Exercise — Check each line of the entries below for the string "normal"; copy every line where it appears.

Available records —
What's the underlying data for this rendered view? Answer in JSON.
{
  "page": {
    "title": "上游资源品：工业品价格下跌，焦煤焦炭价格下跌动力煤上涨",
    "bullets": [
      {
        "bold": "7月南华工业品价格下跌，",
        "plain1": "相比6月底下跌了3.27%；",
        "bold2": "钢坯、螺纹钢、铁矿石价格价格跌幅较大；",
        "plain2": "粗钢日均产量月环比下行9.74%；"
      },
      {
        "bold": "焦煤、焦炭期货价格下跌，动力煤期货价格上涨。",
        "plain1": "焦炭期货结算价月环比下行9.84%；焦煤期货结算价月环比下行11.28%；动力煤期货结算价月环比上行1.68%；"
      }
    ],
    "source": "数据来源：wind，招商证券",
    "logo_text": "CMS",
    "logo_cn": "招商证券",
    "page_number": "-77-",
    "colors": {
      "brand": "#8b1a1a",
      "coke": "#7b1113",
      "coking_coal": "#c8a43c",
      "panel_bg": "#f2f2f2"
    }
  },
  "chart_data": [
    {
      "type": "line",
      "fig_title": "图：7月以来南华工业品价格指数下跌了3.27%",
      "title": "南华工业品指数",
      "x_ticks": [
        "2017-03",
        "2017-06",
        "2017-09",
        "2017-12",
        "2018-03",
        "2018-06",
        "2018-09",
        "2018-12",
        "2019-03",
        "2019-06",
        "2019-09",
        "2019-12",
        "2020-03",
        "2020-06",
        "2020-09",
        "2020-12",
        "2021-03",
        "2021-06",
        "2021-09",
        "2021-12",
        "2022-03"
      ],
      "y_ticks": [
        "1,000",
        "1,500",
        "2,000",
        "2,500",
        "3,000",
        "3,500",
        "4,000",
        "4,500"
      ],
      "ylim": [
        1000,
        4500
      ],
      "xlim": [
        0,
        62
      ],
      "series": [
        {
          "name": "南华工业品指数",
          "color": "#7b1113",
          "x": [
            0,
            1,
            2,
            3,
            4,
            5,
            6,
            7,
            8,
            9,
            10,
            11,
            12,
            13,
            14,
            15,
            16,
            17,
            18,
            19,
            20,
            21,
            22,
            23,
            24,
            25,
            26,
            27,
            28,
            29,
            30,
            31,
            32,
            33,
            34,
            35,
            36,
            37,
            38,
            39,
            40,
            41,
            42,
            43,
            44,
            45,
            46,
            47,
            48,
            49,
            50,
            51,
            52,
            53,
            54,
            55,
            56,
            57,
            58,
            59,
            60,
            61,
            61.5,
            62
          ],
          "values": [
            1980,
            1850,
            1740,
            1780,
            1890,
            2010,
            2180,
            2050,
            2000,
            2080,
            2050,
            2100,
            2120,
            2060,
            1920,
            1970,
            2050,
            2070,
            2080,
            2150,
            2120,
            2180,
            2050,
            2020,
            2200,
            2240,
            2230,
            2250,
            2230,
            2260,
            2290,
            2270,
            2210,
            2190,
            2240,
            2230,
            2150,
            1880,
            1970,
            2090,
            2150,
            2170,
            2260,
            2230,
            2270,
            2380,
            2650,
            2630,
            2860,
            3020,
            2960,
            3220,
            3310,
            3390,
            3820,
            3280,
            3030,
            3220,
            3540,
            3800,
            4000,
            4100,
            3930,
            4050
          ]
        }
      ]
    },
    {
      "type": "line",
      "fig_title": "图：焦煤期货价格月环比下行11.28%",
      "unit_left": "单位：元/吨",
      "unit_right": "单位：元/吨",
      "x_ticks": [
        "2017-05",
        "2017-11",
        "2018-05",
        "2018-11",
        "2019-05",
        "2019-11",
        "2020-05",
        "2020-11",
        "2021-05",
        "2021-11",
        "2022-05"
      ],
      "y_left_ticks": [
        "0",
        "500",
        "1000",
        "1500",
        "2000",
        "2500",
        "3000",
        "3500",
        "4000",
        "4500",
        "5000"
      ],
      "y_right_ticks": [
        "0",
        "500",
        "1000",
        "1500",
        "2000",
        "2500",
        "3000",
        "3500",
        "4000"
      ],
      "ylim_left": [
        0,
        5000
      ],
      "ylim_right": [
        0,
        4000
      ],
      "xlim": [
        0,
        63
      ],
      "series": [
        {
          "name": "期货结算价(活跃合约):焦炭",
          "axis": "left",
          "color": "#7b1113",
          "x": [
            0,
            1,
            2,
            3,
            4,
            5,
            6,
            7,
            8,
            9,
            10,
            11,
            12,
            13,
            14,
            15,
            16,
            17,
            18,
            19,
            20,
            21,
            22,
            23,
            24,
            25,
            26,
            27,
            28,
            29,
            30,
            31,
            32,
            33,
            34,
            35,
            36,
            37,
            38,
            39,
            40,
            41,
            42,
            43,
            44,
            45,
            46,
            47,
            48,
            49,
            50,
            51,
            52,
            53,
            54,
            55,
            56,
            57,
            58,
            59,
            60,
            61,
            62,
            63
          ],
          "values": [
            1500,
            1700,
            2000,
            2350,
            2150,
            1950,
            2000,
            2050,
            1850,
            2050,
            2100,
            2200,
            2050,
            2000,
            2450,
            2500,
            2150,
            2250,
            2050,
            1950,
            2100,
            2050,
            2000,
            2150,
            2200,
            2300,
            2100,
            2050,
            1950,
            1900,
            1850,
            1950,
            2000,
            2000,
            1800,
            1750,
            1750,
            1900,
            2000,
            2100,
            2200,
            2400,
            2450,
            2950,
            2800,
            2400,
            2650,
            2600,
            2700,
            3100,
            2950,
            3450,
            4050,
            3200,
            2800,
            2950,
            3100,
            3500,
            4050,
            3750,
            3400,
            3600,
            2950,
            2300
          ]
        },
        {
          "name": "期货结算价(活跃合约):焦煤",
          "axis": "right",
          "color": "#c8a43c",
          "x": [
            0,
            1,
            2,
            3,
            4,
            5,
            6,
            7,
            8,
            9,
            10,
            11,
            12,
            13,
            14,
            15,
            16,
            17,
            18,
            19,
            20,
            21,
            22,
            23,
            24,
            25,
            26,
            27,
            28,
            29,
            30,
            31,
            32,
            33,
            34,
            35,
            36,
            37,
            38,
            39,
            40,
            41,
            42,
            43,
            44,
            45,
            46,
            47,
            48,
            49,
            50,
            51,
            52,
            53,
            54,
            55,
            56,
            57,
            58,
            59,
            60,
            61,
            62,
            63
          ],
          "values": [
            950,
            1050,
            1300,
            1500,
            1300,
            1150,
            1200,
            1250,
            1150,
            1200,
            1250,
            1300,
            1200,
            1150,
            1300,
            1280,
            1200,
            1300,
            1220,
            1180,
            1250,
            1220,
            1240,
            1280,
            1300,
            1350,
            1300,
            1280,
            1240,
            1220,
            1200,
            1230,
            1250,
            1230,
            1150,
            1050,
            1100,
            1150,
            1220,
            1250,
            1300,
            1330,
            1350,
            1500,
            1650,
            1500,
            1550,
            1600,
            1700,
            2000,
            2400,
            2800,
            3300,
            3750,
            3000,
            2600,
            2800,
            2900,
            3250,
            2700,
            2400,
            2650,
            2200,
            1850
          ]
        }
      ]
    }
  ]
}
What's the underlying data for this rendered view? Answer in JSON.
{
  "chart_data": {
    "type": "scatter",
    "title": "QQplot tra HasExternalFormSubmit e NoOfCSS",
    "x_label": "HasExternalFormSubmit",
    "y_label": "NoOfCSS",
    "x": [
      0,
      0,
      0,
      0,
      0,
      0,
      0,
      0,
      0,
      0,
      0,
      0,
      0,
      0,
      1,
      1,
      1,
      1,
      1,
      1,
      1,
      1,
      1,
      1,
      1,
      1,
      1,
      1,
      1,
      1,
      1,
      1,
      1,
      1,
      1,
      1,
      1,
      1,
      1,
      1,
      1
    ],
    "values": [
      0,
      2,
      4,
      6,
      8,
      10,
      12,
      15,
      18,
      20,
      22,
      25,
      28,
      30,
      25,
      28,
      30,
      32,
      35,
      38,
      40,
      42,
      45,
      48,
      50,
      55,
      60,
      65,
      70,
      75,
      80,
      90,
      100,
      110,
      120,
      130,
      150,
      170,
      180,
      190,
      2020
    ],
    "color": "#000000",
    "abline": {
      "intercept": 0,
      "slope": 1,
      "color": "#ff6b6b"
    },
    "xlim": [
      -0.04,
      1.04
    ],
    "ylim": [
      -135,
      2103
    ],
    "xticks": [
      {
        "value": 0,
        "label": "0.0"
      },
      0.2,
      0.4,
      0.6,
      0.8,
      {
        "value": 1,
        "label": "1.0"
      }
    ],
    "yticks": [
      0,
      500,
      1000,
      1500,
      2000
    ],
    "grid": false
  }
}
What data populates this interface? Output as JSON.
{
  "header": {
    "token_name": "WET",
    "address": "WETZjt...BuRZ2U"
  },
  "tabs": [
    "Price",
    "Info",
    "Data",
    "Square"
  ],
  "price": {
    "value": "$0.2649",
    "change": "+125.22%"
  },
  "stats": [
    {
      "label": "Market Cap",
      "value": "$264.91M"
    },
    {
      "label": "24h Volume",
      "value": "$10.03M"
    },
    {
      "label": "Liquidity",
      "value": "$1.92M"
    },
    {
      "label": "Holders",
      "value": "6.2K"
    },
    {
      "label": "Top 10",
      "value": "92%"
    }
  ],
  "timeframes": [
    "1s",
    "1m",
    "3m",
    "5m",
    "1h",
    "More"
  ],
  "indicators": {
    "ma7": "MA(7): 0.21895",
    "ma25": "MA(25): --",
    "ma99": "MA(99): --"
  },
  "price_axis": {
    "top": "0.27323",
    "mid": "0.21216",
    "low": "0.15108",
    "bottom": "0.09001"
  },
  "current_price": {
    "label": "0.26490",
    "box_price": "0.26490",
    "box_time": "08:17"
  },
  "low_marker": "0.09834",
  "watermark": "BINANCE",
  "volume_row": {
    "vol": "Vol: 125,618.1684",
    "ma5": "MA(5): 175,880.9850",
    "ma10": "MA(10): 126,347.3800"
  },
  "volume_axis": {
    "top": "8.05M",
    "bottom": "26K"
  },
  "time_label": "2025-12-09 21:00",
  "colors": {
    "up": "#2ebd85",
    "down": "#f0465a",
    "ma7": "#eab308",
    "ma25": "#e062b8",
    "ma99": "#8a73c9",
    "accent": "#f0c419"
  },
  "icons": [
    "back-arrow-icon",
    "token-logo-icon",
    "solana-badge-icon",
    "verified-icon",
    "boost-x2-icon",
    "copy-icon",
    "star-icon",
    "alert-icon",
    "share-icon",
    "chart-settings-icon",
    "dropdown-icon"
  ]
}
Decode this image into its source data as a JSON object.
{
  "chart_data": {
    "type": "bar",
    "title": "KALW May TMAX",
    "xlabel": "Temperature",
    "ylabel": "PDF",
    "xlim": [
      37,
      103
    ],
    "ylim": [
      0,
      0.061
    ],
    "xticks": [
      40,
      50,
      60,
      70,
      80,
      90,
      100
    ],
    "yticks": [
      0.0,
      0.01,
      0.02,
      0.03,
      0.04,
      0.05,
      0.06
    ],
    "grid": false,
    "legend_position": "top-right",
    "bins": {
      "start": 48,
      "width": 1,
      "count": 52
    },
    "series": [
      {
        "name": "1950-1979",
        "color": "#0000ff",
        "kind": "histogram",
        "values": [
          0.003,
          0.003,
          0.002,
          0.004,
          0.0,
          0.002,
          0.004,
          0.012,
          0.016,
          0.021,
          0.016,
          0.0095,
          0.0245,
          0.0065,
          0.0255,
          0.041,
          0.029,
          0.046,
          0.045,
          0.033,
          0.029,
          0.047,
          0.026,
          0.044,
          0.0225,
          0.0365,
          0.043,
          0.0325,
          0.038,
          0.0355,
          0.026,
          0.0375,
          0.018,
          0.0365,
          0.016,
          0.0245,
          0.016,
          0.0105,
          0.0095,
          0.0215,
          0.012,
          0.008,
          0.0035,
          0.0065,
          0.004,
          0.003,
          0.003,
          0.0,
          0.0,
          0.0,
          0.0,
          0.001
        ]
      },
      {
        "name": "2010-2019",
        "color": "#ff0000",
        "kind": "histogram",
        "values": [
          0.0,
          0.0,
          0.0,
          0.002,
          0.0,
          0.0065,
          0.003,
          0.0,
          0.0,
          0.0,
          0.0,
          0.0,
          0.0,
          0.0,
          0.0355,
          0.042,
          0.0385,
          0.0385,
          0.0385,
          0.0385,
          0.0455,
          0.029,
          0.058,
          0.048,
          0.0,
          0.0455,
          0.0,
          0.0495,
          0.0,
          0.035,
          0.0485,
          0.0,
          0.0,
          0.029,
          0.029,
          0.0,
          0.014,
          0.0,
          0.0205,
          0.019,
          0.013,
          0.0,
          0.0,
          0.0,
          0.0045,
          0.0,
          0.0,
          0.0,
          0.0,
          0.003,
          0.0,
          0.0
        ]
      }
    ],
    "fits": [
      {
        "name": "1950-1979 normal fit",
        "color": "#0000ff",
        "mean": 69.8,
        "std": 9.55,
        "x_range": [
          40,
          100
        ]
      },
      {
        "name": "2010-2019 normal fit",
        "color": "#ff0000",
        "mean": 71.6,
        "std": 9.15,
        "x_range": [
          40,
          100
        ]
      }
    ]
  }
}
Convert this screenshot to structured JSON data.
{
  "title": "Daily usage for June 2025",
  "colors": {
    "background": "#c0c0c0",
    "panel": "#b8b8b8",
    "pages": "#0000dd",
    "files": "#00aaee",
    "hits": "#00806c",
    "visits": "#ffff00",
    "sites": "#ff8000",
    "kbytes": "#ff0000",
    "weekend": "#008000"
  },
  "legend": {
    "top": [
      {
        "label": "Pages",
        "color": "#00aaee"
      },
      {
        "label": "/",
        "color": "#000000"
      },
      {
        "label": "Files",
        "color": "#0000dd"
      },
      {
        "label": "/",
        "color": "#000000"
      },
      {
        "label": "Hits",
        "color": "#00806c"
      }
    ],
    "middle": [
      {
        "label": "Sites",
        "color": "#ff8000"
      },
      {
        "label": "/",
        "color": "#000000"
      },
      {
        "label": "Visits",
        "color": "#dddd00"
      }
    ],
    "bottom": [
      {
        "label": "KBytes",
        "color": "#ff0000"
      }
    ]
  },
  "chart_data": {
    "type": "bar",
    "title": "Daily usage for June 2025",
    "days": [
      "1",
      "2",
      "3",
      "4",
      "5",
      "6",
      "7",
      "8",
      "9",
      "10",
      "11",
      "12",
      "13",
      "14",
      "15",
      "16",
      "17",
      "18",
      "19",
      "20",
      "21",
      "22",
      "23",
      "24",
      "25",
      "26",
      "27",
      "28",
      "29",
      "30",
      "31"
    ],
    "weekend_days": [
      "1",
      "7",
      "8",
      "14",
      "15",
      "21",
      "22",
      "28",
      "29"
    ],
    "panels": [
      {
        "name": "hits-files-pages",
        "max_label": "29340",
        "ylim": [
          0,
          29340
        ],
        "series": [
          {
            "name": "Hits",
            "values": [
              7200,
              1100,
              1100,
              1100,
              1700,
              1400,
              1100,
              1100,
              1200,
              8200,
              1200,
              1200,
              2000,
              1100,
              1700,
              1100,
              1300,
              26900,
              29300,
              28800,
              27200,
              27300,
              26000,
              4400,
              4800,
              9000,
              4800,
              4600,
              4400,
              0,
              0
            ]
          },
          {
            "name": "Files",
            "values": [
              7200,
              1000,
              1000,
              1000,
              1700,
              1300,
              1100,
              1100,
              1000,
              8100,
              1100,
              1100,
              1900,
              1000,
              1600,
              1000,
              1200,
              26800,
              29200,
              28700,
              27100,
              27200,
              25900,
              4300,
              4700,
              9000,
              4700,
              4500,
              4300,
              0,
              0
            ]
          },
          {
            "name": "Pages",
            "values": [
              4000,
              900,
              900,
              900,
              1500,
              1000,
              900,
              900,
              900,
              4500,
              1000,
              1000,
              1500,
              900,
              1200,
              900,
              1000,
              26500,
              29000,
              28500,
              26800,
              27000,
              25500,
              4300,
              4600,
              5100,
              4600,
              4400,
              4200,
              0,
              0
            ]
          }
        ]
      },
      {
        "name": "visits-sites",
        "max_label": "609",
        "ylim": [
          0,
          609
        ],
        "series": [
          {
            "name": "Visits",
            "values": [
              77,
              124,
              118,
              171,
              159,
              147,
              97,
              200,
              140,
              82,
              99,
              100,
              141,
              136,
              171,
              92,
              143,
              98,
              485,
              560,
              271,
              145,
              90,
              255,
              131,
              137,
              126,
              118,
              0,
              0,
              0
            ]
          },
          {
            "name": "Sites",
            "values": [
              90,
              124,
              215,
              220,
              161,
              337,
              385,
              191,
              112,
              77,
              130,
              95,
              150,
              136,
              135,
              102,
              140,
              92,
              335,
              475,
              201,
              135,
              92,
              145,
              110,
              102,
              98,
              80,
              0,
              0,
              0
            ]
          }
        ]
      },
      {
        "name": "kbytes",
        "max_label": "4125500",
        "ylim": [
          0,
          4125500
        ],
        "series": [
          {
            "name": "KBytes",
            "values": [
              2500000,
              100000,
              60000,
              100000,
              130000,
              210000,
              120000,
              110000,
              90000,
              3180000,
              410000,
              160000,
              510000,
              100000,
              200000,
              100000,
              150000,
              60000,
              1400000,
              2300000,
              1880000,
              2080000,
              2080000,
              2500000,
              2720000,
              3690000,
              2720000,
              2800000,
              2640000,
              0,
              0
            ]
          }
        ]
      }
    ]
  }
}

Answer below —
        "name": "1950-1979 normal fit",
        "name": "2010-2019 normal fit",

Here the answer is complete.